#### Problem details:
Copy out the entries below precisely; nothing is to be omitted.

#### Entries:
┏━━
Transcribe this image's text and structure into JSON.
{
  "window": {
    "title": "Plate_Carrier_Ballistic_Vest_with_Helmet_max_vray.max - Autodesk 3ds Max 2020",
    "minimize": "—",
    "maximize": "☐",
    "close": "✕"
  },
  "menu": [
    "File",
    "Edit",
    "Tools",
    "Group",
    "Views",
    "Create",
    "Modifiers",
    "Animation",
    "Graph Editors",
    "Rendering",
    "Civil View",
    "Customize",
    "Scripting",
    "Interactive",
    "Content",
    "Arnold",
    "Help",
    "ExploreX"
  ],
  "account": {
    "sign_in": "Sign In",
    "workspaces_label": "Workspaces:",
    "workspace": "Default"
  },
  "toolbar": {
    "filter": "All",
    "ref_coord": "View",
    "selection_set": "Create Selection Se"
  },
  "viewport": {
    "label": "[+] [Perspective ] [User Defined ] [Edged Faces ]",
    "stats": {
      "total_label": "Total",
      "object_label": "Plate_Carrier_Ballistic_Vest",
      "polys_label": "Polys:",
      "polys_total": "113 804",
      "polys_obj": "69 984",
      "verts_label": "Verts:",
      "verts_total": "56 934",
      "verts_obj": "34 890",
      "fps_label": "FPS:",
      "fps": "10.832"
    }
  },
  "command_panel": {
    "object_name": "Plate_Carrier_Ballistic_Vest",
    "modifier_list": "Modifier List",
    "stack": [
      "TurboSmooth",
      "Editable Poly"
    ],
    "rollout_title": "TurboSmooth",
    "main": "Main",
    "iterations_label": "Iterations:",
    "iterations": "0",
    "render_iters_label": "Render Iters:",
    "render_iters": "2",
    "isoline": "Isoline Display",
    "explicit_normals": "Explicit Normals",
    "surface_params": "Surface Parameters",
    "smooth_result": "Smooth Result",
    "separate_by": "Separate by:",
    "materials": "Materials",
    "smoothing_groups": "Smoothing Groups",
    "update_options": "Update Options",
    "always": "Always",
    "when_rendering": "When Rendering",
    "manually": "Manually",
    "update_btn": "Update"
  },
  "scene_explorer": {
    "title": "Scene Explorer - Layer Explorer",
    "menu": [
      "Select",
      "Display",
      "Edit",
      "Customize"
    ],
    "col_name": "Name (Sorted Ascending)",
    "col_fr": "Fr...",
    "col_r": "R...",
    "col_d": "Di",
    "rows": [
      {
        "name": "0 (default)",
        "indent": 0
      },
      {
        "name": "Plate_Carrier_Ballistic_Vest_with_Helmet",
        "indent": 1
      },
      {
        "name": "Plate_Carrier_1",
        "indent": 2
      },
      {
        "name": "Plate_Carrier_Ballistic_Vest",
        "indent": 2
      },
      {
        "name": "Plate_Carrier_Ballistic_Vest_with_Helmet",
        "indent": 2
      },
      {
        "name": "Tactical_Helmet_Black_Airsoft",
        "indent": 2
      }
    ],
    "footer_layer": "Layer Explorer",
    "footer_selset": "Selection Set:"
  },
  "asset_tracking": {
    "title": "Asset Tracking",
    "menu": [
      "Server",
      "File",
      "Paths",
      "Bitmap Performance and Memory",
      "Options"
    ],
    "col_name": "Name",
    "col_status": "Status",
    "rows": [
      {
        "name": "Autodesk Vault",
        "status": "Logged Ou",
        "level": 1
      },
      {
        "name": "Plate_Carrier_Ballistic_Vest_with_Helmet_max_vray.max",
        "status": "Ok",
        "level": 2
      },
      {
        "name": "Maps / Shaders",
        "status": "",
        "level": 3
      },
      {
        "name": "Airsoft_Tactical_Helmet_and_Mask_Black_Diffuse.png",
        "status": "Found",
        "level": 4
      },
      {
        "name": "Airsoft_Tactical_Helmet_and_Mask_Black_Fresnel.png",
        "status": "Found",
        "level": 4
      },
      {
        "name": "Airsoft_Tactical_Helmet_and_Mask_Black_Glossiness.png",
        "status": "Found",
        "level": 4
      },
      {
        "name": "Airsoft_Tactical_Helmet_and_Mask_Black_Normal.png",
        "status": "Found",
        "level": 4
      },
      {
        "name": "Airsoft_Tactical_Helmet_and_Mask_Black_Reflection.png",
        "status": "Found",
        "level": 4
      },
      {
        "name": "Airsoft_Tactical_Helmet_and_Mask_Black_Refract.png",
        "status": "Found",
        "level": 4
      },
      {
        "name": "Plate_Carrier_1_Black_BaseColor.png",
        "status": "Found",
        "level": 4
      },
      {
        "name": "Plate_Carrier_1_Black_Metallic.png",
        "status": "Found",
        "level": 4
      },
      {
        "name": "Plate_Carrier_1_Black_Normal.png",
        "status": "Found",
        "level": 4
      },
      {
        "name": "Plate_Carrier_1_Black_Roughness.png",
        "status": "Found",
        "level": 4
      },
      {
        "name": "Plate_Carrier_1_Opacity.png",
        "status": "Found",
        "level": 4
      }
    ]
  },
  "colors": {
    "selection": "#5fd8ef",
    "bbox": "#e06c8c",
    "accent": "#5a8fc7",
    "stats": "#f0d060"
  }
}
┗━━
#### Exercise solution:
Transcribe this image's text and structure into JSON.
{
  "window": {
    "title": "Plate_Carrier_Ballistic_Vest_with_Helmet_max_vray.max - Autodesk 3ds Max 2020",
    "minimize": "—",
    "maximize": "☐",
    "close": "✕"
  },
  "menu": [
    "File",
    "Edit",
    "Tools",
    "Group",
    "Views",
    "Create",
    "Modifiers",
    "Animation",
    "Graph Editors",
    "Rendering",
    "Civil View",
    "Customize",
    "Scripting",
    "Interactive",
    "Content",
    "Arnold",
    "Help",
    "ExploreX"
  ],
  "account": {
    "sign_in": "Sign In",
    "workspaces_label": "Workspaces:",
    "workspace": "Default"
  },
  "toolbar": {
    "filter": "All",
    "ref_coord": "View",
    "selection_set": "Create Selection Se"
  },
  "viewport": {
    "label": "[+] [Perspective ] [User Defined ] [Edged Faces ]",
    "stats": {
      "total_label": "Total",
      "object_label": "Plate_Carrier_Ballistic_Vest",
      "polys_label": "Polys:",
      "polys_total": "113 804",
      "polys_obj": "69 984",
      "verts_label": "Verts:",
      "verts_total": "56 934",
      "verts_obj": "34 890",
      "fps_label": "FPS:",
      "fps": "10.832"
    }
  },
  "command_panel": {
    "object_name": "Plate_Carrier_Ballistic_Vest",
    "modifier_list": "Modifier List",
    "stack": [
      "TurboSmooth",
      "Editable Poly"
    ],
    "rollout_title": "TurboSmooth",
    "main": "Main",
    "iterations_label": "Iterations:",
    "iterations": "0",
    "render_iters_label": "Render Iters:",
    "render_iters": "2",
    "isoline": "Isoline Display",
    "explicit_normals": "Explicit Normals",
    "surface_params": "Surface Parameters",
    "smooth_result": "Smooth Result",
    "separate_by": "Separate by:",
    "materials": "Materials",
    "smoothing_groups": "Smoothing Groups",
    "update_options": "Update Options",
    "always": "Always",
    "when_rendering": "When Rendering",
    "manually": "Manually",
    "update_btn": "Update"
  },
  "scene_explorer": {
    "title": "Scene Explorer - Layer Explorer",
    "menu": [
      "Select",
      "Display",
      "Edit",
      "Customize"
    ],
    "col_name": "Name (Sorted Ascending)",
    "col_fr": "Fr...",
    "col_r": "R...",
    "col_d": "Di",
    "rows": [
      {
        "name": "0 (default)",
        "indent": 0
      },
      {
        "name": "Plate_Carrier_Ballistic_Vest_with_Helmet",
        "indent": 1
      },
      {
        "name": "Plate_Carrier_1",
        "indent": 2
      },
      {
        "name": "Plate_Carrier_Ballistic_Vest",
        "indent": 2
      },
      {
        "name": "Plate_Carrier_Ballistic_Vest_with_Helmet",
        "indent": 2
      },
      {
        "name": "Tactical_Helmet_Black_Airsoft",
        "indent": 2
      }
    ],
    "footer_layer": "Layer Explorer",
    "footer_selset": "Selection Set:"
  },
  "asset_tracking": {
    "title": "Asset Tracking",
    "menu": [
      "Server",
      "File",
      "Paths",
      "Bitmap Performance and Memory",
      "Options"
    ],
    "col_name": "Name",
    "col_status": "Status",
    "rows": [
      {
        "name": "Autodesk Vault",
        "status": "Logged Ou",
        "level": 1
      },
      {
        "name": "Plate_Carrier_Ballistic_Vest_with_Helmet_max_vray.max",
        "status": "Ok",
        "level": 2
      },
      {
        "name": "Maps / Shaders",
        "status": "",
        "level": 3
      },
      {
        "name": "Airsoft_Tactical_Helmet_and_Mask_Black_Diffuse.png",
        "status": "Found",
        "level": 4
      },
      {
        "name": "Airsoft_Tactical_Helmet_and_Mask_Black_Fresnel.png",
        "status": "Found",
        "level": 4
      },
      {
        "name": "Airsoft_Tactical_Helmet_and_Mask_Black_Glossiness.png",
        "status": "Found",
        "level": 4
      },
      {
        "name": "Airsoft_Tactical_Helmet_and_Mask_Black_Normal.png",
        "status": "Found",
        "level": 4
      },
      {
        "name": "Airsoft_Tactical_Helmet_and_Mask_Black_Reflection.png",
        "status": "Found",
        "level": 4
      },
      {
        "name": "Airsoft_Tactical_Helmet_and_Mask_Black_Refract.png",
        "status": "Found",
        "level": 4
      },
      {
        "name": "Plate_Carrier_1_Black_BaseColor.png",
        "status": "Found",
        "level": 4
      },
      {
        "name": "Plate_Carrier_1_Black_Metallic.png",
        "status": "Found",
        "level": 4
      },
      {
        "name": "Plate_Carrier_1_Black_Normal.png",
        "status": "Found",
        "level": 4
      },
      {
        "name": "Plate_Carrier_1_Black_Roughness.png",
        "status": "Found",
        "level": 4
      },
      {
        "name": "Plate_Carrier_1_Opacity.png",
        "status": "Found",
        "level": 4
      }
    ]
  },
  "colors": {
    "selection": "#5fd8ef",
    "bbox": "#e06c8c",
    "accent": "#5a8fc7",
    "stats": "#f0d060"
  }
}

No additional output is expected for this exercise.